* BEGIN DATASET ROWS *
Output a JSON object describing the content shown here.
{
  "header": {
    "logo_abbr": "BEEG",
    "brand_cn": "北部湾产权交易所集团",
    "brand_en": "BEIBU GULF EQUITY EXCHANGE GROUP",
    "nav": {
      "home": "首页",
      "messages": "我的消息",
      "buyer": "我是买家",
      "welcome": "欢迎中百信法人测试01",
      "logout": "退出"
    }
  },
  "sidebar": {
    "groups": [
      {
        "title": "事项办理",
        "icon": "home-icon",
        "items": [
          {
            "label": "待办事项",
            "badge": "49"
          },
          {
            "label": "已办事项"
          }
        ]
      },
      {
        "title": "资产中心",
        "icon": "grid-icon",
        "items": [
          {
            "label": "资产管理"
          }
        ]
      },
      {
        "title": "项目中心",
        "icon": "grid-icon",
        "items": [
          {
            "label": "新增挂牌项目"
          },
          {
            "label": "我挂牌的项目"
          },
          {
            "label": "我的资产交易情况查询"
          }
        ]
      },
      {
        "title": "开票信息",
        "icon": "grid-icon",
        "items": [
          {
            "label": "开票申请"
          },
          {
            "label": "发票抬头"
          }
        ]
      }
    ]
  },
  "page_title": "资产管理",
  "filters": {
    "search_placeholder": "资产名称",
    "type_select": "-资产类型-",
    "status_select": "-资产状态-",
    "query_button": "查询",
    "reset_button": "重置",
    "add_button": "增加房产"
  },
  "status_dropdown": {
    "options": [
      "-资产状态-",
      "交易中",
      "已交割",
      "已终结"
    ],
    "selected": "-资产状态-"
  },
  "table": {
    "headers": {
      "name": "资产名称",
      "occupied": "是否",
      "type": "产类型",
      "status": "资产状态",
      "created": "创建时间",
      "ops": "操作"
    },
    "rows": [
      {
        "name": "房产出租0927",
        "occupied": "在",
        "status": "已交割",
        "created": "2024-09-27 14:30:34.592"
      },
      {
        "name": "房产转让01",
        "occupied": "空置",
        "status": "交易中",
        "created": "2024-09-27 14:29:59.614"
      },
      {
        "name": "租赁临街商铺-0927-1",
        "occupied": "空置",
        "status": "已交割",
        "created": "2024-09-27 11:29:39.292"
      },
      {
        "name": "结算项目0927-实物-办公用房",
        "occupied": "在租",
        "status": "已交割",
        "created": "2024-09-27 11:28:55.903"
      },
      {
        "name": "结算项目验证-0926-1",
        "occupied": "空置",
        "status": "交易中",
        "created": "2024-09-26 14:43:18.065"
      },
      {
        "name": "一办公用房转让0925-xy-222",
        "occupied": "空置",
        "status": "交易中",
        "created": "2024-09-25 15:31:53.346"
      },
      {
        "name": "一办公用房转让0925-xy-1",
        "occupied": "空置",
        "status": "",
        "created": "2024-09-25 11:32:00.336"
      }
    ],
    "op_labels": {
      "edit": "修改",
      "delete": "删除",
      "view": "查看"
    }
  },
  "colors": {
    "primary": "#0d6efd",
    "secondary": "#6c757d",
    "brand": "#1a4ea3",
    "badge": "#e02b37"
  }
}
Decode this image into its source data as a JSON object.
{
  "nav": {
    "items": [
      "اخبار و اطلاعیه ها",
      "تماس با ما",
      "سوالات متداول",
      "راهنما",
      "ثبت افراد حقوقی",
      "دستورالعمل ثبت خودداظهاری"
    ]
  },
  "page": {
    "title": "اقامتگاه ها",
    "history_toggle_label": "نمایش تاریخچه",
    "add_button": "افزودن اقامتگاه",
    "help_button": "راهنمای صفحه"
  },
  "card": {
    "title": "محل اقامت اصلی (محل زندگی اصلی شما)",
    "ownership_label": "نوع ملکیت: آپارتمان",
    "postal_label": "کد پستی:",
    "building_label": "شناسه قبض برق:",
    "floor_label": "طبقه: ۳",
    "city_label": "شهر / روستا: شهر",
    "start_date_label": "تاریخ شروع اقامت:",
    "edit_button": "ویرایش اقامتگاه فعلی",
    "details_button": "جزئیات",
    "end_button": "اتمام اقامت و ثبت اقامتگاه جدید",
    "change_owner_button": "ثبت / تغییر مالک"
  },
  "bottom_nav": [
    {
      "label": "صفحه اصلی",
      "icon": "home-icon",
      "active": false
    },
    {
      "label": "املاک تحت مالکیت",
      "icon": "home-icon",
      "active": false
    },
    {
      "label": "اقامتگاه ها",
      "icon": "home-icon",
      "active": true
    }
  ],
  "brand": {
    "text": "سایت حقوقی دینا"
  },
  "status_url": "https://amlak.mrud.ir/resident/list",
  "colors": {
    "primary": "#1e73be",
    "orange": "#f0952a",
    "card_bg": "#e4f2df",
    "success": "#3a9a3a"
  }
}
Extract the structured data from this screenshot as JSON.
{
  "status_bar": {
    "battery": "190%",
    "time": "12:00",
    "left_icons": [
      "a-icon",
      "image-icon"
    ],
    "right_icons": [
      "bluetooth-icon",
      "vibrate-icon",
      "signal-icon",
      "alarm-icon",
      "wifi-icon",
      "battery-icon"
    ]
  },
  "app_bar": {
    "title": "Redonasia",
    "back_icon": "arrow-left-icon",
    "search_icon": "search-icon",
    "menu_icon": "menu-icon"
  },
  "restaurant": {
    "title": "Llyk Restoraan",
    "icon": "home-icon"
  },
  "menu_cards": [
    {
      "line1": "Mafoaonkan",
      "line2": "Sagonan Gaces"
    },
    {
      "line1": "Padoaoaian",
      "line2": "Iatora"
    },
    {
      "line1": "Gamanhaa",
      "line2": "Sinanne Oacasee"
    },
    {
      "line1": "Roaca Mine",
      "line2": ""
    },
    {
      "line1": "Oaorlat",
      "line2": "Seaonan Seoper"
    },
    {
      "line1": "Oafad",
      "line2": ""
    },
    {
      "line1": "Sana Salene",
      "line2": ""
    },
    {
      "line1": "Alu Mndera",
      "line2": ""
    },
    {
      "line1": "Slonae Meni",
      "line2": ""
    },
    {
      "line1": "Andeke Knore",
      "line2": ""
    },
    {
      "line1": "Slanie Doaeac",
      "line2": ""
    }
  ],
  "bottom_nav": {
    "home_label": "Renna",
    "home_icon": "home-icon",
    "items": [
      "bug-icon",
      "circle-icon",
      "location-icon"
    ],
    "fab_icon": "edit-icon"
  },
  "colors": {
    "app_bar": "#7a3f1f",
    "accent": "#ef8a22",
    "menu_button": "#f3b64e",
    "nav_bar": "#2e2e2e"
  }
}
* END DATASET ROWS *
* BEGIN DATASET ROWS *
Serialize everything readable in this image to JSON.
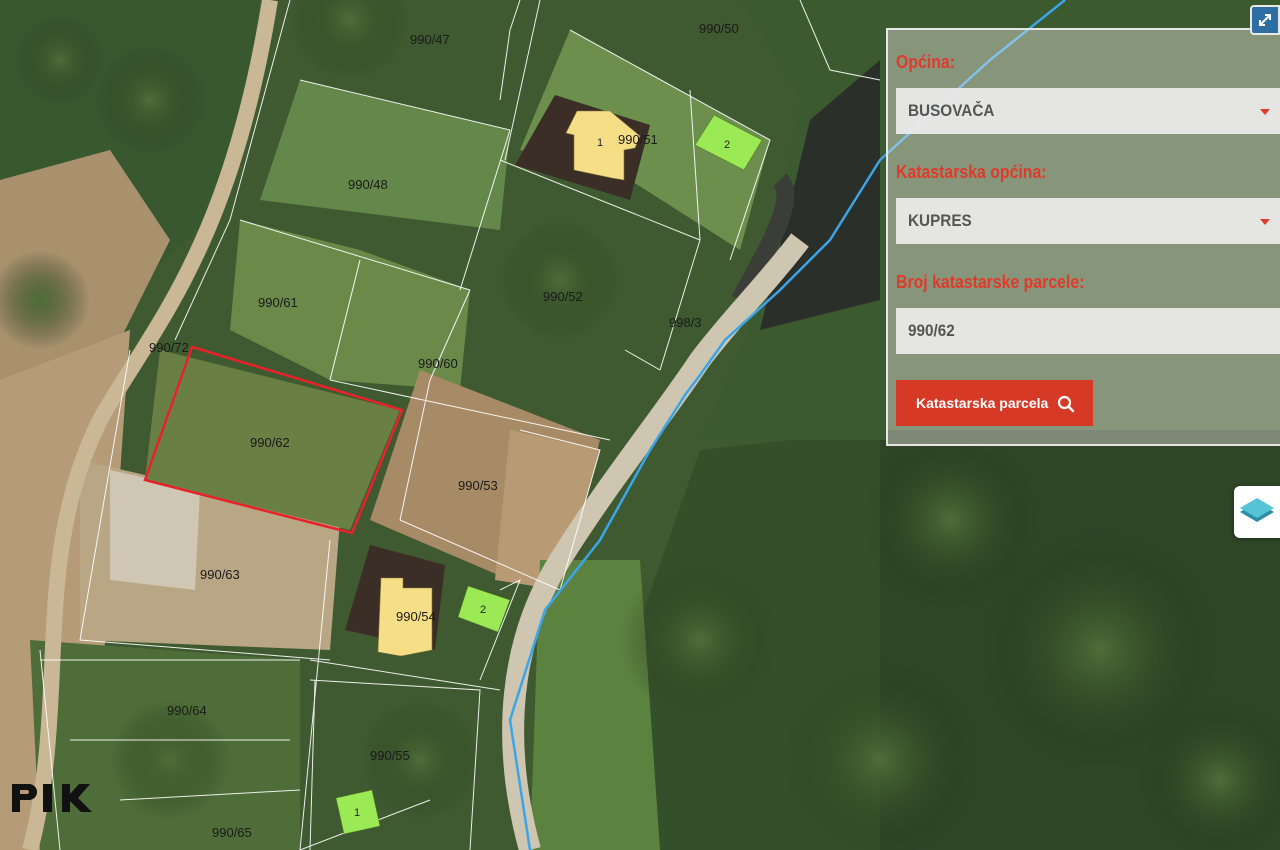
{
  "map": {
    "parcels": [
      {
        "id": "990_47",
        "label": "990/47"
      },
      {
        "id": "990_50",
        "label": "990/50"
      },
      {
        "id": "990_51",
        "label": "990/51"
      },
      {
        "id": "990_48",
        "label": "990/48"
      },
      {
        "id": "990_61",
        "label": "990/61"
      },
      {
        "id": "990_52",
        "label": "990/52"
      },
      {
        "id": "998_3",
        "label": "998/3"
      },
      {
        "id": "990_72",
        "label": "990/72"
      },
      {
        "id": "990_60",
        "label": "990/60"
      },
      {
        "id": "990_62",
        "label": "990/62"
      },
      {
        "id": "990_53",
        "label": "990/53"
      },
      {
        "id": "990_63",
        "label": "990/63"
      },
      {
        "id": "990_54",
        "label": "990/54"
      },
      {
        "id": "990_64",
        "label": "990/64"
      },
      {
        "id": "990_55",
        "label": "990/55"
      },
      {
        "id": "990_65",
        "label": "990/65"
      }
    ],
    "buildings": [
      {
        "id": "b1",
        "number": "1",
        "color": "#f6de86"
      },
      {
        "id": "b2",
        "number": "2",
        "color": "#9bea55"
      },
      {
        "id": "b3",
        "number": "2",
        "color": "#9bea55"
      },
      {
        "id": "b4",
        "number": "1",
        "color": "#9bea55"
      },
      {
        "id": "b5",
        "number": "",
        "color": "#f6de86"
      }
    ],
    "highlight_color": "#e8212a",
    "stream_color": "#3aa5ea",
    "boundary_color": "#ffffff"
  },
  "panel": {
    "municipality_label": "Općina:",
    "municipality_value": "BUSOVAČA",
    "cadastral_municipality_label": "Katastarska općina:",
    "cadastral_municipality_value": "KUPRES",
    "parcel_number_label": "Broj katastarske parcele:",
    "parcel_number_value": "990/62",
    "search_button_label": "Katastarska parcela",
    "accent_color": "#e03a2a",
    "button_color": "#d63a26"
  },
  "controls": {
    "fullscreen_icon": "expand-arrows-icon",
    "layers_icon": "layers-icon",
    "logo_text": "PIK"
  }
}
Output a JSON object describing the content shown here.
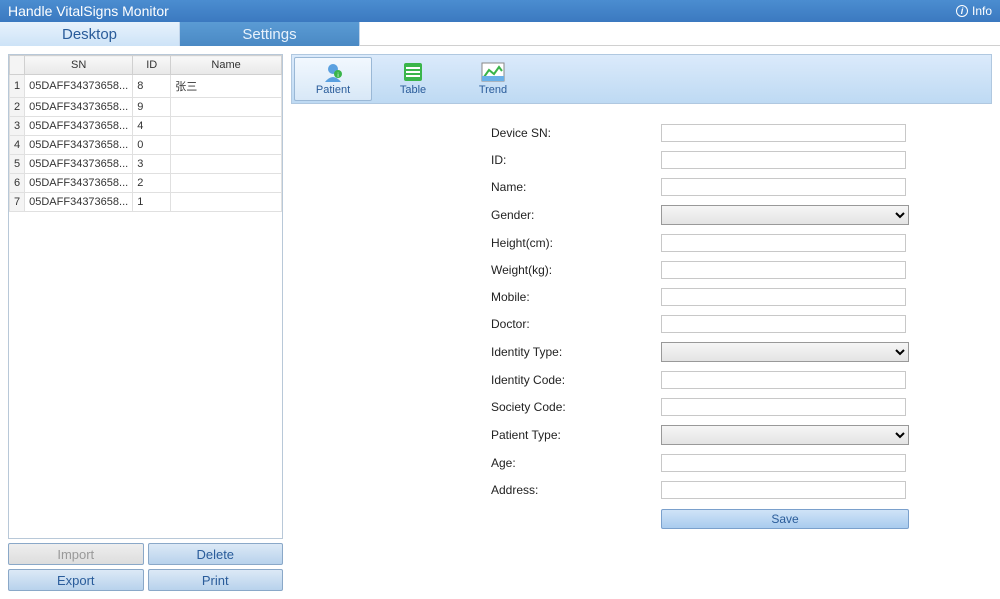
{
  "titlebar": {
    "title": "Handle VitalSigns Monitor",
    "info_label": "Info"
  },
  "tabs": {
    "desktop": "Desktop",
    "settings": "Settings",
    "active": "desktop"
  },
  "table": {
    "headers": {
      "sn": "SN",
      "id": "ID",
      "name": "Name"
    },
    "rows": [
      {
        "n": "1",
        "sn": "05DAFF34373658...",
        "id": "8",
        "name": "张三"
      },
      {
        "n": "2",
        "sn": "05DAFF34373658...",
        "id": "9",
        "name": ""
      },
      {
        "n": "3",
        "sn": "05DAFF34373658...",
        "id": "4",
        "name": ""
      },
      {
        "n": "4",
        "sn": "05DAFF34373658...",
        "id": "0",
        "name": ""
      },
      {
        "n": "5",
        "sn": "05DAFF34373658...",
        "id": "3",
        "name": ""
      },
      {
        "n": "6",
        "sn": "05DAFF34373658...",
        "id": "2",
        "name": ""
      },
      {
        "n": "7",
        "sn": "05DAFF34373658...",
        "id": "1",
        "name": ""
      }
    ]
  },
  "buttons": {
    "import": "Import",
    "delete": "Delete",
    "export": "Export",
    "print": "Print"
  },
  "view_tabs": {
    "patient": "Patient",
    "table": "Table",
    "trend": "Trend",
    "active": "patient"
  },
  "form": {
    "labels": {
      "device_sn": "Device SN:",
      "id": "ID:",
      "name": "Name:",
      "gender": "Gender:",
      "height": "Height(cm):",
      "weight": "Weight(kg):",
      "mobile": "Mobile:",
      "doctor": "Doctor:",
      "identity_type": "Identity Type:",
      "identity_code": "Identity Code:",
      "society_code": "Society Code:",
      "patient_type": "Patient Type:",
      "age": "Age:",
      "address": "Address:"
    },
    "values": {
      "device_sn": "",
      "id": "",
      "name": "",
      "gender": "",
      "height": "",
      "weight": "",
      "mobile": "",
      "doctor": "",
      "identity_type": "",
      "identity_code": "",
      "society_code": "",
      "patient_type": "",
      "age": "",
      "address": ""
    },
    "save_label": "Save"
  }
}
* END DATASET ROWS *
STATED EXERCISE: Go through the records and copy each line with "اقامتگاه" in it.

TASK RESPONSE:
    "title": "اقامتگاه ها",
    "add_button": "افزودن اقامتگاه",
    "edit_button": "ویرایش اقامتگاه فعلی",
    "end_button": "اتمام اقامت و ثبت اقامتگاه جدید",
      "label": "اقامتگاه ها",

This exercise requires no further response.